Herman also unveils his classical leanings with three of the tracks featuring the string quartet of Pierre Colombet and Gabriel Le Magadure (violins), Matthieu Herzog (viola) and Raphael Merlin (cello). The string players appear on the opening title track, the most obviously classically influenced item on the record, sounding something like a piano sonata.

Brewer and Cleaver don’t enter the proceedings until track 2, an innovative look at “Con Alma”  that emphasises the beauty and lyricism of Gillespie’s melody and strips away the Latin clichés sometimes associated with the piece.
But the real meat of the album begins with the urgent, churning Herman original “Vertigo”. Here the improvisatory spirit and the high level of interaction between the members of the trio truly comes into focus for the first time. Herman’s lightning runs are brilliantly supported by the rhythm section. It’s thrilling stuff.

The first of the Israeli tunes Alexander Argov’s “Lamidbar” is nearly as fine with Herman’s Jarrett style improvising to the fore (he even sings along at times). Brewer and Cleaver offer energetic but sympathetic support-both are hugely impressive throughout the album and once again this is invigorating listening.

Herman lowers the temperature with the abstract ballad “Perpetua” which re-introduces some of his classical tendencies. Although less frenetic than it’s immediate predecessors it’s still thoroughly absorbing, again reminiscent of Jarrett at times, and seems to develop organically. The piece shows that Herman can tell a story, he’s not all about flash and wilful eclecticism.

Work instructions:
**a)** Answer these questions from the album review:
(i) Who plays viola in the string quartet?
(ii) On which track do Brewer and Cleaver first appear?
(iii) What kind of piece is "Perpetua" called?
**b)** Condense the album review's paragraph that begins "But the real meat of the album" into a short bulleted list that keeps its main facts.

Record excerpts:
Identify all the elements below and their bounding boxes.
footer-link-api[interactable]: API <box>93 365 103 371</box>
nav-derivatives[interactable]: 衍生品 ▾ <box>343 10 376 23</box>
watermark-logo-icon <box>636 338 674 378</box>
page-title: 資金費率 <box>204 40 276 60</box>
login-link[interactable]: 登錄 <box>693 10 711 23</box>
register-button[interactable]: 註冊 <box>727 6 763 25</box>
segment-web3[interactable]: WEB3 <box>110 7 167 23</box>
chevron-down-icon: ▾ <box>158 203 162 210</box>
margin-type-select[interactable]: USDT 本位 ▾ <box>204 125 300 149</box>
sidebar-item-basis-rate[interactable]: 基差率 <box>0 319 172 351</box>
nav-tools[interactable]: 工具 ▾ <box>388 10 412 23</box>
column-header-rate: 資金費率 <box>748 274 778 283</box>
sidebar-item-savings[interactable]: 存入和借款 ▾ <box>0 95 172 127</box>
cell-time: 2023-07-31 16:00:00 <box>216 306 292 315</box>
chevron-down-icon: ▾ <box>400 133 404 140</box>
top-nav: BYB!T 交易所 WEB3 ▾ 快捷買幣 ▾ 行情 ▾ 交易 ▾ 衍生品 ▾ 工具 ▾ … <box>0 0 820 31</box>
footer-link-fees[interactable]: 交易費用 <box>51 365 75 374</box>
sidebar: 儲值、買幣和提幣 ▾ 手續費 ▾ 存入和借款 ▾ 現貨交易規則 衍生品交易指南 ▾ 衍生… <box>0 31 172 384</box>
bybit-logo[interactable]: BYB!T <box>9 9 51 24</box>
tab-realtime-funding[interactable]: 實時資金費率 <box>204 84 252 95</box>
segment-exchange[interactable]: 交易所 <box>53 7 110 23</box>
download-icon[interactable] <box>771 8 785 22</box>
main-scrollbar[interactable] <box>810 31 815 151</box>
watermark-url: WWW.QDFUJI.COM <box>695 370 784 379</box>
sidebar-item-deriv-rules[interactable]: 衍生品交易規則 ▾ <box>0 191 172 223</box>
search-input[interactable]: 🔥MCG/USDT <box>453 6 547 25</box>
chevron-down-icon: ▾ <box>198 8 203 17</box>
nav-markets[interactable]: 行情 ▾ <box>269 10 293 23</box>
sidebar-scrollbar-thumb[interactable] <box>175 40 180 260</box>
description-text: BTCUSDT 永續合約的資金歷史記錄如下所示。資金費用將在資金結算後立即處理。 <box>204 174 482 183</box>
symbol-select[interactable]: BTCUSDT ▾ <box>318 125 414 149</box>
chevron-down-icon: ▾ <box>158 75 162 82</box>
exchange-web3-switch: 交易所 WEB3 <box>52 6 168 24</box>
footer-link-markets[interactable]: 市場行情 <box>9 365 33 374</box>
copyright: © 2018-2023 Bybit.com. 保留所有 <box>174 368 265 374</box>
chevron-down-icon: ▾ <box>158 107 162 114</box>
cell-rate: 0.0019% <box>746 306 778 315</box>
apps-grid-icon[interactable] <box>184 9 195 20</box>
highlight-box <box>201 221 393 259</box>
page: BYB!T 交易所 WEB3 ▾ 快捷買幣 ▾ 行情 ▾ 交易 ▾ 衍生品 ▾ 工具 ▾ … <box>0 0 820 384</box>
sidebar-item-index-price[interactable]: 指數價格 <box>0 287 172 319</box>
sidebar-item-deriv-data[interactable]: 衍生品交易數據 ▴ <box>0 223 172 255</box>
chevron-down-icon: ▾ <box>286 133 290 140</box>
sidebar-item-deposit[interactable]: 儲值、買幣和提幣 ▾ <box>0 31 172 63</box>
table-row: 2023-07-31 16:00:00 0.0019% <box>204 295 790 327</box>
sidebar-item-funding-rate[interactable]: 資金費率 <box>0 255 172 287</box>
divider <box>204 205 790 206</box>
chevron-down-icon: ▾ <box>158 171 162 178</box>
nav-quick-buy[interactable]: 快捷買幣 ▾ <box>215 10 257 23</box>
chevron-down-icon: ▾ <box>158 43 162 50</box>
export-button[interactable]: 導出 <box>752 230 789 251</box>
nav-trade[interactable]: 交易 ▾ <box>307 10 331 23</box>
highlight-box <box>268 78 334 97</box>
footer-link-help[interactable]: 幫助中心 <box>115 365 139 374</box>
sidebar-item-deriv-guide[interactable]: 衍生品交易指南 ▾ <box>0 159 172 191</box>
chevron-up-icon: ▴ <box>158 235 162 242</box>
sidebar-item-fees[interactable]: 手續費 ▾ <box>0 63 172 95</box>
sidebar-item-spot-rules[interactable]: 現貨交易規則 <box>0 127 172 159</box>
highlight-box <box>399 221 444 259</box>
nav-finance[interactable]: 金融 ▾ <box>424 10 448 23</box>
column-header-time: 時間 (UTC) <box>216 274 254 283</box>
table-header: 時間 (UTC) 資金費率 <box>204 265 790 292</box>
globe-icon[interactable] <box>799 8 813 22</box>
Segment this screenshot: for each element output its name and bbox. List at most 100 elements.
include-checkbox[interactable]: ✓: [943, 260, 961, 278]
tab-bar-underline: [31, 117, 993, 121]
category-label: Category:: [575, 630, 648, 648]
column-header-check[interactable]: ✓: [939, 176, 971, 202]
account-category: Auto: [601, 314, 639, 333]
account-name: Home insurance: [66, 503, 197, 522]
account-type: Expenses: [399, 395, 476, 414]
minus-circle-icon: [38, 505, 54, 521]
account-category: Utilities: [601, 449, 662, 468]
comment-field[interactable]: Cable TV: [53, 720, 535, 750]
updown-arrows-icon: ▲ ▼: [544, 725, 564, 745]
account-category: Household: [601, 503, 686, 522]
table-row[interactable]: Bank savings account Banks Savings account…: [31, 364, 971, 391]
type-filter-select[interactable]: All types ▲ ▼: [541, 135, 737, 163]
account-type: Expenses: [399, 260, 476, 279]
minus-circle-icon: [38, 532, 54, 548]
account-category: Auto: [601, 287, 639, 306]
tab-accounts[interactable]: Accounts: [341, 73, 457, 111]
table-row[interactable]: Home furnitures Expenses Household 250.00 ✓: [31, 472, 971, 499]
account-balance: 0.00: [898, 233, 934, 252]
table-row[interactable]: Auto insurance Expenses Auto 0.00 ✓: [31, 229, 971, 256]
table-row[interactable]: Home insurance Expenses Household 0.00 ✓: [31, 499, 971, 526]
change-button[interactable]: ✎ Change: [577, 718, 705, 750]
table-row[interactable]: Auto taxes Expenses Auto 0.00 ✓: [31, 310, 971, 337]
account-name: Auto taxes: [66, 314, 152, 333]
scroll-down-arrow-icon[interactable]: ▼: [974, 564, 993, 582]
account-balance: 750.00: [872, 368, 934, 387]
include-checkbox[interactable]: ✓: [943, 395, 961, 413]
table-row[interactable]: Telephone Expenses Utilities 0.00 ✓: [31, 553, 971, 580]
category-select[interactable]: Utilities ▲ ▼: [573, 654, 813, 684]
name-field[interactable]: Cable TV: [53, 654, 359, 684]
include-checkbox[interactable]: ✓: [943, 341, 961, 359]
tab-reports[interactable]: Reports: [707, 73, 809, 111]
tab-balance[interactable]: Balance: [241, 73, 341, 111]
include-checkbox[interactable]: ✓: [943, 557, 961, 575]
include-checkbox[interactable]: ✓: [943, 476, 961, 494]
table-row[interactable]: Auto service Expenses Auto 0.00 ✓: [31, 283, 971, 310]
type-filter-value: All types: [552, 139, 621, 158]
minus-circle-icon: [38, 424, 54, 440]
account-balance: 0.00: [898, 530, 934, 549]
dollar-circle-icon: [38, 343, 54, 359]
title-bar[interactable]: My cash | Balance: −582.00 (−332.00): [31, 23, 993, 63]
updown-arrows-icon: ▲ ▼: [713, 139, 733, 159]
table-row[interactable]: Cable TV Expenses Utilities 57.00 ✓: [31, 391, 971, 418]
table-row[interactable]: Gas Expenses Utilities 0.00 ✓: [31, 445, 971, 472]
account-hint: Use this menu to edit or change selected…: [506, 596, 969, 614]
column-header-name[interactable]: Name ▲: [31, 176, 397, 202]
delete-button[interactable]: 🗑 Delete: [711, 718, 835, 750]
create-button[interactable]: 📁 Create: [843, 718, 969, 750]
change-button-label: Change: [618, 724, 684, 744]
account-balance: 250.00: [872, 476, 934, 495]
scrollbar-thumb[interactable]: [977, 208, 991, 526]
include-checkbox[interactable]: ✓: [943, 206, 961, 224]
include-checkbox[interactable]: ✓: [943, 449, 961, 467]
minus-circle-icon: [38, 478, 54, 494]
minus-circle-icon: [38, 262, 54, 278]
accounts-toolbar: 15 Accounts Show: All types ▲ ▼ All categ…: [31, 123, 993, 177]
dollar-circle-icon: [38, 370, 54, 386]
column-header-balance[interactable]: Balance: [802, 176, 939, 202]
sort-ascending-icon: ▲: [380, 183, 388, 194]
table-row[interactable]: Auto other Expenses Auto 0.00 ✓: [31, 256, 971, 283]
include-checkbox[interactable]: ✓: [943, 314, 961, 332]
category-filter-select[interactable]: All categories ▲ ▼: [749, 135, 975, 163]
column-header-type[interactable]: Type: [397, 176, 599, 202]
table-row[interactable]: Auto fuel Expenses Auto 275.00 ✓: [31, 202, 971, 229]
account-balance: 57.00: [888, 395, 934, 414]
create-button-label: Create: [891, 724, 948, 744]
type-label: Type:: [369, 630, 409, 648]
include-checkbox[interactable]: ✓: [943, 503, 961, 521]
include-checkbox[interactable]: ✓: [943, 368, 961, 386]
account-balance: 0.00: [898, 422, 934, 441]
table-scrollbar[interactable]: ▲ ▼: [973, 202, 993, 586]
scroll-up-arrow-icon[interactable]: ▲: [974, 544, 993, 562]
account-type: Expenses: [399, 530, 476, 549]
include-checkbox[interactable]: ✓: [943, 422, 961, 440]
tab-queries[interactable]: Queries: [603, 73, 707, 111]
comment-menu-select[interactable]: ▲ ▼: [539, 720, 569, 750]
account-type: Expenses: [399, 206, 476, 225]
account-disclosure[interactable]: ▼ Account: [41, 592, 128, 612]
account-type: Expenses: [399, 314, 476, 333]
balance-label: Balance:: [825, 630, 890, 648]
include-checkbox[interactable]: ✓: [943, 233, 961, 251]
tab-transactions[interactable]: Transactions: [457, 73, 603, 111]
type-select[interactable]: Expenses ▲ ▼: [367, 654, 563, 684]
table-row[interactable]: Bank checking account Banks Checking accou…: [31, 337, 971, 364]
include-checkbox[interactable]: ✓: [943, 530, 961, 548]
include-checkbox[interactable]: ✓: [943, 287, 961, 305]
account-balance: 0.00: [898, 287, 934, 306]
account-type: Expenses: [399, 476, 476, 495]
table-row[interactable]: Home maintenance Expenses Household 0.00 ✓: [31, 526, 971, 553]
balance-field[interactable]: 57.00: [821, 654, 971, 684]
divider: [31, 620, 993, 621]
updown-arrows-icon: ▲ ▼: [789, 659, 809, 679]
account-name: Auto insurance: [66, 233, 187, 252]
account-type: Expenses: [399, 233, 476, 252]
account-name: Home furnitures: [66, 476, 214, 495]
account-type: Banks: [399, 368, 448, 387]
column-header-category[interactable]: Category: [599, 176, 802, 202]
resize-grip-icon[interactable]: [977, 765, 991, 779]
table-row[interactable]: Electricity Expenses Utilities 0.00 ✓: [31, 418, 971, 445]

Results for each task:
**a)**
(i) Matthieu Herzog
(ii) Track 2, "Con Alma"
(iii) An abstract ballad

**b)**
- The album's real meat begins with "Vertigo," an urgent, churning Herman original.
- It is the first track where the trio's improvisatory spirit and close interaction come fully into focus.
- The rhythm section brilliantly supports Herman's lightning runs.
- The result is thrilling.